### Request
Repeat every record below exactly as written.

──────────

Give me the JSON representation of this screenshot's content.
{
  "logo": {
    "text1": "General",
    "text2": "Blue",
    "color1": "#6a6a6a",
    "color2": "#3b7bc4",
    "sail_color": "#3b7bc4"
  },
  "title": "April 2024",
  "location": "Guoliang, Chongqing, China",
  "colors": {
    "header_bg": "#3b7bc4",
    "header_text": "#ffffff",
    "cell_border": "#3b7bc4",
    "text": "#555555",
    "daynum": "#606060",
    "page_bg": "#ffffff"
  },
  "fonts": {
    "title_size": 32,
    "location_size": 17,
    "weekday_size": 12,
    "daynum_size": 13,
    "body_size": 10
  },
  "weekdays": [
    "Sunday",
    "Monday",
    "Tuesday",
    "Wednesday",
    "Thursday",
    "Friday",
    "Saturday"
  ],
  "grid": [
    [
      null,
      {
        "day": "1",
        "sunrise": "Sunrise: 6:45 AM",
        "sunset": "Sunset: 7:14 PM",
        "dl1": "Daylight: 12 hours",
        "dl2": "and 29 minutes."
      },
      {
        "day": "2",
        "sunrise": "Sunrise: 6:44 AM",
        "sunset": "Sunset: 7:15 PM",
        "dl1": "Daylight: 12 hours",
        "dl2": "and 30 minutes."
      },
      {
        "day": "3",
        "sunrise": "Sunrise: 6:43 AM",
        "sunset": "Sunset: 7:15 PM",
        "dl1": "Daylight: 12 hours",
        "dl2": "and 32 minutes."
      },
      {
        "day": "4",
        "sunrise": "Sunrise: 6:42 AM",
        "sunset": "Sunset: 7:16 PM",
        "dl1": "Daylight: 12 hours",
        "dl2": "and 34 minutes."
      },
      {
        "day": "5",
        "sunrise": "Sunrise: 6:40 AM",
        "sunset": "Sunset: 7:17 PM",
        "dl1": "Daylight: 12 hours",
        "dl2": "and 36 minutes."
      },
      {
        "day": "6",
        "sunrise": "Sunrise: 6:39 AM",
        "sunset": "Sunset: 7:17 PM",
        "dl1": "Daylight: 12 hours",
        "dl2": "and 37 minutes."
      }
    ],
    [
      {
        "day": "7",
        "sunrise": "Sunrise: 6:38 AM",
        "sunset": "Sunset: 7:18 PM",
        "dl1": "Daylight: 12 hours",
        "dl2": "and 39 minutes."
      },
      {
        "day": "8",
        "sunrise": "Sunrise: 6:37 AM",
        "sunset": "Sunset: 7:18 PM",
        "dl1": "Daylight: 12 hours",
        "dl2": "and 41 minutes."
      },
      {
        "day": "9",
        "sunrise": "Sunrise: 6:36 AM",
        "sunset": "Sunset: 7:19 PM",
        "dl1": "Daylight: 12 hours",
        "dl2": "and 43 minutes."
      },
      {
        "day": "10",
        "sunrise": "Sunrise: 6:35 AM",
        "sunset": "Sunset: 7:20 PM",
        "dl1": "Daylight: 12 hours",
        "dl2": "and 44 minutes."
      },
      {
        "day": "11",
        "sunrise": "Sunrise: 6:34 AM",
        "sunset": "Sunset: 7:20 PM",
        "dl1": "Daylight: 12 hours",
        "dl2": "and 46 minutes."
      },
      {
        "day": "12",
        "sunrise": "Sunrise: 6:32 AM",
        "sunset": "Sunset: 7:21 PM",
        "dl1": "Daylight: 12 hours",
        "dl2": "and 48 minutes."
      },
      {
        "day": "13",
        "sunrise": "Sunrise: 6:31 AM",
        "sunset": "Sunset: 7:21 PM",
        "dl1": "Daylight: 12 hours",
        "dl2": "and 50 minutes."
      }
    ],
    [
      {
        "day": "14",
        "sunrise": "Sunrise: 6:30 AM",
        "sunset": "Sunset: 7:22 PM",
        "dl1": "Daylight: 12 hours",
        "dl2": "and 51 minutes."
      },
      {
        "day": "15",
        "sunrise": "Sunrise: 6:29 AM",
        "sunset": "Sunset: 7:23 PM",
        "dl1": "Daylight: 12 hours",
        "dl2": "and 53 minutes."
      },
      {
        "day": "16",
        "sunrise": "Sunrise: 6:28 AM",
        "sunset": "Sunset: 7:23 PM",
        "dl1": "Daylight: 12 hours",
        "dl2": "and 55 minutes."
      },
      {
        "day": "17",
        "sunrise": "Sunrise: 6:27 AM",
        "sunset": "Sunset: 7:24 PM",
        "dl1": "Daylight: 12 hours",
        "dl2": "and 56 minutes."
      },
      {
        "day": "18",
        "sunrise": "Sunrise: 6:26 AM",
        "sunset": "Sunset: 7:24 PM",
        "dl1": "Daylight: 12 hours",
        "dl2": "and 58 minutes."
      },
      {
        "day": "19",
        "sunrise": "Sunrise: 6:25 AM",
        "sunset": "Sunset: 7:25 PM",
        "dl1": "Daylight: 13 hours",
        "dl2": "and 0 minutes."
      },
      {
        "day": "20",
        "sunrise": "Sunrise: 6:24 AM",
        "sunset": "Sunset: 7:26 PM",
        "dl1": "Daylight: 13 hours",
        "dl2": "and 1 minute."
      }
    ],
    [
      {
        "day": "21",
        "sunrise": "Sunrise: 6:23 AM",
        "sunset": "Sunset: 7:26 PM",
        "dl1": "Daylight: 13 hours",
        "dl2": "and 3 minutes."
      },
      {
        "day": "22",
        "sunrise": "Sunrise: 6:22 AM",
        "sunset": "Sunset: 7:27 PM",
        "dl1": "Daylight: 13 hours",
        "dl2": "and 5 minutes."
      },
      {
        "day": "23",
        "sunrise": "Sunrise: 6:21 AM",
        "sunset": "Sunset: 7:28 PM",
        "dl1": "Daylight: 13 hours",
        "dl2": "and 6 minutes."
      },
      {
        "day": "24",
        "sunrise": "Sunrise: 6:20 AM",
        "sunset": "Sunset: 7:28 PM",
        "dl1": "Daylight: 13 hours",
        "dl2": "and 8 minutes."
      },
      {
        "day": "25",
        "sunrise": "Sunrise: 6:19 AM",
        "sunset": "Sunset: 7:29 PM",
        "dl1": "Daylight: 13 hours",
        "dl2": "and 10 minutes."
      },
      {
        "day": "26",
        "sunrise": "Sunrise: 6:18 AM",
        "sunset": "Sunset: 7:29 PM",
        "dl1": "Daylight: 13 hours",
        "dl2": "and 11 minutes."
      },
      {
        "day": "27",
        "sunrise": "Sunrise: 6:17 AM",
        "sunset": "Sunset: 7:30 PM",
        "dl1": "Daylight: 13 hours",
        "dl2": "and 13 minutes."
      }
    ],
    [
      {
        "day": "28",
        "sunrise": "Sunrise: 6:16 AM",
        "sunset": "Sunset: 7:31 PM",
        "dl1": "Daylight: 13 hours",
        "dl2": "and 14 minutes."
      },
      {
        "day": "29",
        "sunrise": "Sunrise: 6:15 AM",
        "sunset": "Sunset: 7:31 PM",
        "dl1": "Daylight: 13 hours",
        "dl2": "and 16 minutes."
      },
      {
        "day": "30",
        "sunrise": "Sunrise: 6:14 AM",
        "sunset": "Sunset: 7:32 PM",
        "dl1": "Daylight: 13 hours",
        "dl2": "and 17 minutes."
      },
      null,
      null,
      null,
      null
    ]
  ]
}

──────────

### Response to this exercise
Give me the JSON representation of this screenshot's content.
{
  "logo": {
    "text1": "General",
    "text2": "Blue",
    "color1": "#6a6a6a",
    "color2": "#3b7bc4",
    "sail_color": "#3b7bc4"
  },
  "title": "April 2024",
  "location": "Guoliang, Chongqing, China",
  "colors": {
    "header_bg": "#3b7bc4",
    "header_text": "#ffffff",
    "cell_border": "#3b7bc4",
    "text": "#555555",
    "daynum": "#606060",
    "page_bg": "#ffffff"
  },
  "fonts": {
    "title_size": 32,
    "location_size": 17,
    "weekday_size": 12,
    "daynum_size": 13,
    "body_size": 10
  },
  "weekdays": [
    "Sunday",
    "Monday",
    "Tuesday",
    "Wednesday",
    "Thursday",
    "Friday",
    "Saturday"
  ],
  "grid": [
    [
      null,
      {
        "day": "1",
        "sunrise": "Sunrise: 6:45 AM",
        "sunset": "Sunset: 7:14 PM",
        "dl1": "Daylight: 12 hours",
        "dl2": "and 29 minutes."
      },
      {
        "day": "2",
        "sunrise": "Sunrise: 6:44 AM",
        "sunset": "Sunset: 7:15 PM",
        "dl1": "Daylight: 12 hours",
        "dl2": "and 30 minutes."
      },
      {
        "day": "3",
        "sunrise": "Sunrise: 6:43 AM",
        "sunset": "Sunset: 7:15 PM",
        "dl1": "Daylight: 12 hours",
        "dl2": "and 32 minutes."
      },
      {
        "day": "4",
        "sunrise": "Sunrise: 6:42 AM",
        "sunset": "Sunset: 7:16 PM",
        "dl1": "Daylight: 12 hours",
        "dl2": "and 34 minutes."
      },
      {
        "day": "5",
        "sunrise": "Sunrise: 6:40 AM",
        "sunset": "Sunset: 7:17 PM",
        "dl1": "Daylight: 12 hours",
        "dl2": "and 36 minutes."
      },
      {
        "day": "6",
        "sunrise": "Sunrise: 6:39 AM",
        "sunset": "Sunset: 7:17 PM",
        "dl1": "Daylight: 12 hours",
        "dl2": "and 37 minutes."
      }
    ],
    [
      {
        "day": "7",
        "sunrise": "Sunrise: 6:38 AM",
        "sunset": "Sunset: 7:18 PM",
        "dl1": "Daylight: 12 hours",
        "dl2": "and 39 minutes."
      },
      {
        "day": "8",
        "sunrise": "Sunrise: 6:37 AM",
        "sunset": "Sunset: 7:18 PM",
        "dl1": "Daylight: 12 hours",
        "dl2": "and 41 minutes."
      },
      {
        "day": "9",
        "sunrise": "Sunrise: 6:36 AM",
        "sunset": "Sunset: 7:19 PM",
        "dl1": "Daylight: 12 hours",
        "dl2": "and 43 minutes."
      },
      {
        "day": "10",
        "sunrise": "Sunrise: 6:35 AM",
        "sunset": "Sunset: 7:20 PM",
        "dl1": "Daylight: 12 hours",
        "dl2": "and 44 minutes."
      },
      {
        "day": "11",
        "sunrise": "Sunrise: 6:34 AM",
        "sunset": "Sunset: 7:20 PM",
        "dl1": "Daylight: 12 hours",
        "dl2": "and 46 minutes."
      },
      {
        "day": "12",
        "sunrise": "Sunrise: 6:32 AM",
        "sunset": "Sunset: 7:21 PM",
        "dl1": "Daylight: 12 hours",
        "dl2": "and 48 minutes."
      },
      {
        "day": "13",
        "sunrise": "Sunrise: 6:31 AM",
        "sunset": "Sunset: 7:21 PM",
        "dl1": "Daylight: 12 hours",
        "dl2": "and 50 minutes."
      }
    ],
    [
      {
        "day": "14",
        "sunrise": "Sunrise: 6:30 AM",
        "sunset": "Sunset: 7:22 PM",
        "dl1": "Daylight: 12 hours",
        "dl2": "and 51 minutes."
      },
      {
        "day": "15",
        "sunrise": "Sunrise: 6:29 AM",
        "sunset": "Sunset: 7:23 PM",
        "dl1": "Daylight: 12 hours",
        "dl2": "and 53 minutes."
      },
      {
        "day": "16",
        "sunrise": "Sunrise: 6:28 AM",
        "sunset": "Sunset: 7:23 PM",
        "dl1": "Daylight: 12 hours",
        "dl2": "and 55 minutes."
      },
      {
        "day": "17",
        "sunrise": "Sunrise: 6:27 AM",
        "sunset": "Sunset: 7:24 PM",
        "dl1": "Daylight: 12 hours",
        "dl2": "and 56 minutes."
      },
      {
        "day": "18",
        "sunrise": "Sunrise: 6:26 AM",
        "sunset": "Sunset: 7:24 PM",
        "dl1": "Daylight: 12 hours",
        "dl2": "and 58 minutes."
      },
      {
        "day": "19",
        "sunrise": "Sunrise: 6:25 AM",
        "sunset": "Sunset: 7:25 PM",
        "dl1": "Daylight: 13 hours",
        "dl2": "and 0 minutes."
      },
      {
        "day": "20",
        "sunrise": "Sunrise: 6:24 AM",
        "sunset": "Sunset: 7:26 PM",
        "dl1": "Daylight: 13 hours",
        "dl2": "and 1 minute."
      }
    ],
    [
      {
        "day": "21",
        "sunrise": "Sunrise: 6:23 AM",
        "sunset": "Sunset: 7:26 PM",
        "dl1": "Daylight: 13 hours",
        "dl2": "and 3 minutes."
      },
      {
        "day": "22",
        "sunrise": "Sunrise: 6:22 AM",
        "sunset": "Sunset: 7:27 PM",
        "dl1": "Daylight: 13 hours",
        "dl2": "and 5 minutes."
      },
      {
        "day": "23",
        "sunrise": "Sunrise: 6:21 AM",
        "sunset": "Sunset: 7:28 PM",
        "dl1": "Daylight: 13 hours",
        "dl2": "and 6 minutes."
      },
      {
        "day": "24",
        "sunrise": "Sunrise: 6:20 AM",
        "sunset": "Sunset: 7:28 PM",
        "dl1": "Daylight: 13 hours",
        "dl2": "and 8 minutes."
      },
      {
        "day": "25",
        "sunrise": "Sunrise: 6:19 AM",
        "sunset": "Sunset: 7:29 PM",
        "dl1": "Daylight: 13 hours",
        "dl2": "and 10 minutes."
      },
      {
        "day": "26",
        "sunrise": "Sunrise: 6:18 AM",
        "sunset": "Sunset: 7:29 PM",
        "dl1": "Daylight: 13 hours",
        "dl2": "and 11 minutes."
      },
      {
        "day": "27",
        "sunrise": "Sunrise: 6:17 AM",
        "sunset": "Sunset: 7:30 PM",
        "dl1": "Daylight: 13 hours",
        "dl2": "and 13 minutes."
      }
    ],
    [
      {
        "day": "28",
        "sunrise": "Sunrise: 6:16 AM",
        "sunset": "Sunset: 7:31 PM",
        "dl1": "Daylight: 13 hours",
        "dl2": "and 14 minutes."
      },
      {
        "day": "29",
        "sunrise": "Sunrise: 6:15 AM",
        "sunset": "Sunset: 7:31 PM",
        "dl1": "Daylight: 13 hours",
        "dl2": "and 16 minutes."
      },
      {
        "day": "30",
        "sunrise": "Sunrise: 6:14 AM",
        "sunset": "Sunset: 7:32 PM",
        "dl1": "Daylight: 13 hours",
        "dl2": "and 17 minutes."
      },
      null,
      null,
      null,
      null
    ]
  ]
}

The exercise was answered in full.